In a recent article published in the journal Applied Sciences, researchers introduced a novel framework facilitating human and robot collaboration via voice commands for quality inspection tasks.
The proposed concept of a human-robot collaborative inspection framework. Image Credit: https://www.mdpi.com/2076-3417/14/10/4138
This framework, built on robot operating system version 2 (ROS2) architecture, seamlessly integrates speech recognition and computer vision modules. Additionally, the research validated the effectiveness of this method through a case study in the automotive industry while exploring its associated benefits and challenges.
Background
Quality inspection is a crucial process in modern manufacturing, as it ensures product reliability and customization. However, current inspection practices rely heavily on manual expertise, leading to time-consuming and error-prone procedures. Therefore, there is a need for solutions that enhance human-robot collaboration (HRC), enabling operators to interact with robots naturally and intuitively.
Voice-based interaction emerges as a promising technique for facilitating HRC and empowering operators to use verbal commands to control robots and receive feedback seamlessly.

> **Exercise tasks**:
**a.** Answer these about the voice-command inspection article, one line each:
(i) In which journal was the research published?
(ii) On what architecture is the framework built?
(iii) In which industry was the case study carried out?
**b.** In the voice-command inspection article, turn the paragraph beginning "Quality inspection is a crucial process" into a short bulleted list that keeps its main facts.
**c.** Set down word for word the part of the voice-command inspection article starting at "The proposed concept" and ending at "benefits and challenges.".
The material after this point is separate from the voice-command inspection article.

> **Supplied material**:

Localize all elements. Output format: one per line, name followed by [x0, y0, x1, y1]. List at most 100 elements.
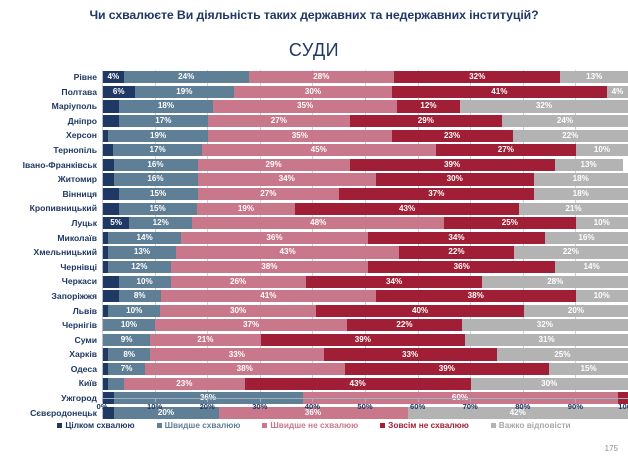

> **Task-by-task answers**:
**a.**
(i) Applied Sciences
(ii) Robot operating system version 2 (ROS2)
(iii) The automotive industry

**b.**
- Quality inspection is crucial in modern manufacturing because it ensures product reliability and customization.
- Current practices rely heavily on manual expertise, so they are time-consuming and error-prone.
- Solutions are needed that enhance human-robot collaboration (HRC), letting operators interact with robots naturally and intuitively.

**c.**
The proposed concept of a human-robot collaborative inspection framework. Image Credit: https://www.mdpi.com/2076-3417/14/10/4138
This framework, built on robot operating system version 2 (ROS2) architecture, seamlessly integrates speech recognition and computer vision modules. Additionally, the research validated the effectiveness of this method through a case study in the automotive industry while exploring its associated benefits and challenges.